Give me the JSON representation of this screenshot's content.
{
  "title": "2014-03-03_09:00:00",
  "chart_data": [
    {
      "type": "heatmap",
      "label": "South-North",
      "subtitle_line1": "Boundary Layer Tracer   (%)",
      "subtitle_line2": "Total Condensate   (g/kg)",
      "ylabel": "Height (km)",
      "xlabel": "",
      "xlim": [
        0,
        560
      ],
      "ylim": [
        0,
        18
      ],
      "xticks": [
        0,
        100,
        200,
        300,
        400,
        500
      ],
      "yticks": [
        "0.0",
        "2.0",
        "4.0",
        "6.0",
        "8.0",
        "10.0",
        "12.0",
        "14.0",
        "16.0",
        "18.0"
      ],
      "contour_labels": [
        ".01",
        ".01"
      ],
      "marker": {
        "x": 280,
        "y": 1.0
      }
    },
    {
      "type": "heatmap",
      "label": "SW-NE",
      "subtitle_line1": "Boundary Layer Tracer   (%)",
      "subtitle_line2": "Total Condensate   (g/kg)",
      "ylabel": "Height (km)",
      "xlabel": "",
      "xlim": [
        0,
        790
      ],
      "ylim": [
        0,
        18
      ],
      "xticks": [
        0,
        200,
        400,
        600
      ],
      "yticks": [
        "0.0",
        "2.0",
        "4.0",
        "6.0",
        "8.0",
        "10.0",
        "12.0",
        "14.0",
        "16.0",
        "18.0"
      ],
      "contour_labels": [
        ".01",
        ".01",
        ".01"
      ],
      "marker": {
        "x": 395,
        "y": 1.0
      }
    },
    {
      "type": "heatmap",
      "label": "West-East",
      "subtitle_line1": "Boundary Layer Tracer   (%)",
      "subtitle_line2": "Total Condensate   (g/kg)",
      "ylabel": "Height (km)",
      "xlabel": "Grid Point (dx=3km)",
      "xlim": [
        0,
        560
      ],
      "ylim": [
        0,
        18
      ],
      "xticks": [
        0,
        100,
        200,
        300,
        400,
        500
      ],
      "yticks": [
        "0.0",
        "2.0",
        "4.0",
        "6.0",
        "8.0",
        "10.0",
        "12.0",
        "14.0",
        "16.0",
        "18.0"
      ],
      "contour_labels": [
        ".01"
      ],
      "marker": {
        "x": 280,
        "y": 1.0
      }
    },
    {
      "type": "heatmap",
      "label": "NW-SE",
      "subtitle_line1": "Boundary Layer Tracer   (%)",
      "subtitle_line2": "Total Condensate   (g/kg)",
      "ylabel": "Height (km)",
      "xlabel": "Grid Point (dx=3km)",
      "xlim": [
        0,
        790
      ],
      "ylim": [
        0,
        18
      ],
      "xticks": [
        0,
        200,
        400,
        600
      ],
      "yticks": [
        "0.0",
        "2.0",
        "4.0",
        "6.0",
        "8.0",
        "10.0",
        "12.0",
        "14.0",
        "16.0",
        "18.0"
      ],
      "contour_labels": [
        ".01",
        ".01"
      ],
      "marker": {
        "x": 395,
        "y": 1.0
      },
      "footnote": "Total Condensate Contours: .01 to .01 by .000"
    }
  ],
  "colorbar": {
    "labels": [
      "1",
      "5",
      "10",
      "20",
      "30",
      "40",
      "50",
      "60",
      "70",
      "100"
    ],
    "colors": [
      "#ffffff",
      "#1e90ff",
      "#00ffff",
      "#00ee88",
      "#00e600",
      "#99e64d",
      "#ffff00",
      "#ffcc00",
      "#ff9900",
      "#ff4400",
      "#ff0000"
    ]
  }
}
════════
## DO THIS
Reproduce the records in full, exactly as written.

## WORKED ANSWER
Give me the JSON representation of this screenshot's content.
{
  "title": "2014-03-03_09:00:00",
  "chart_data": [
    {
      "type": "heatmap",
      "label": "South-North",
      "subtitle_line1": "Boundary Layer Tracer   (%)",
      "subtitle_line2": "Total Condensate   (g/kg)",
      "ylabel": "Height (km)",
      "xlabel": "",
      "xlim": [
        0,
        560
      ],
      "ylim": [
        0,
        18
      ],
      "xticks": [
        0,
        100,
        200,
        300,
        400,
        500
      ],
      "yticks": [
        "0.0",
        "2.0",
        "4.0",
        "6.0",
        "8.0",
        "10.0",
        "12.0",
        "14.0",
        "16.0",
        "18.0"
      ],
      "contour_labels": [
        ".01",
        ".01"
      ],
      "marker": {
        "x": 280,
        "y": 1.0
      }
    },
    {
      "type": "heatmap",
      "label": "SW-NE",
      "subtitle_line1": "Boundary Layer Tracer   (%)",
      "subtitle_line2": "Total Condensate   (g/kg)",
      "ylabel": "Height (km)",
      "xlabel": "",
      "xlim": [
        0,
        790
      ],
      "ylim": [
        0,
        18
      ],
      "xticks": [
        0,
        200,
        400,
        600
      ],
      "yticks": [
        "0.0",
        "2.0",
        "4.0",
        "6.0",
        "8.0",
        "10.0",
        "12.0",
        "14.0",
        "16.0",
        "18.0"
      ],
      "contour_labels": [
        ".01",
        ".01",
        ".01"
      ],
      "marker": {
        "x": 395,
        "y": 1.0
      }
    },
    {
      "type": "heatmap",
      "label": "West-East",
      "subtitle_line1": "Boundary Layer Tracer   (%)",
      "subtitle_line2": "Total Condensate   (g/kg)",
      "ylabel": "Height (km)",
      "xlabel": "Grid Point (dx=3km)",
      "xlim": [
        0,
        560
      ],
      "ylim": [
        0,
        18
      ],
      "xticks": [
        0,
        100,
        200,
        300,
        400,
        500
      ],
      "yticks": [
        "0.0",
        "2.0",
        "4.0",
        "6.0",
        "8.0",
        "10.0",
        "12.0",
        "14.0",
        "16.0",
        "18.0"
      ],
      "contour_labels": [
        ".01"
      ],
      "marker": {
        "x": 280,
        "y": 1.0
      }
    },
    {
      "type": "heatmap",
      "label": "NW-SE",
      "subtitle_line1": "Boundary Layer Tracer   (%)",
      "subtitle_line2": "Total Condensate   (g/kg)",
      "ylabel": "Height (km)",
      "xlabel": "Grid Point (dx=3km)",
      "xlim": [
        0,
        790
      ],
      "ylim": [
        0,
        18
      ],
      "xticks": [
        0,
        200,
        400,
        600
      ],
      "yticks": [
        "0.0",
        "2.0",
        "4.0",
        "6.0",
        "8.0",
        "10.0",
        "12.0",
        "14.0",
        "16.0",
        "18.0"
      ],
      "contour_labels": [
        ".01",
        ".01"
      ],
      "marker": {
        "x": 395,
        "y": 1.0
      },
      "footnote": "Total Condensate Contours: .01 to .01 by .000"
    }
  ],
  "colorbar": {
    "labels": [
      "1",
      "5",
      "10",
      "20",
      "30",
      "40",
      "50",
      "60",
      "70",
      "100"
    ],
    "colors": [
      "#ffffff",
      "#1e90ff",
      "#00ffff",
      "#00ee88",
      "#00e600",
      "#99e64d",
      "#ffff00",
      "#ffcc00",
      "#ff9900",
      "#ff4400",
      "#ff0000"
    ]
  }
}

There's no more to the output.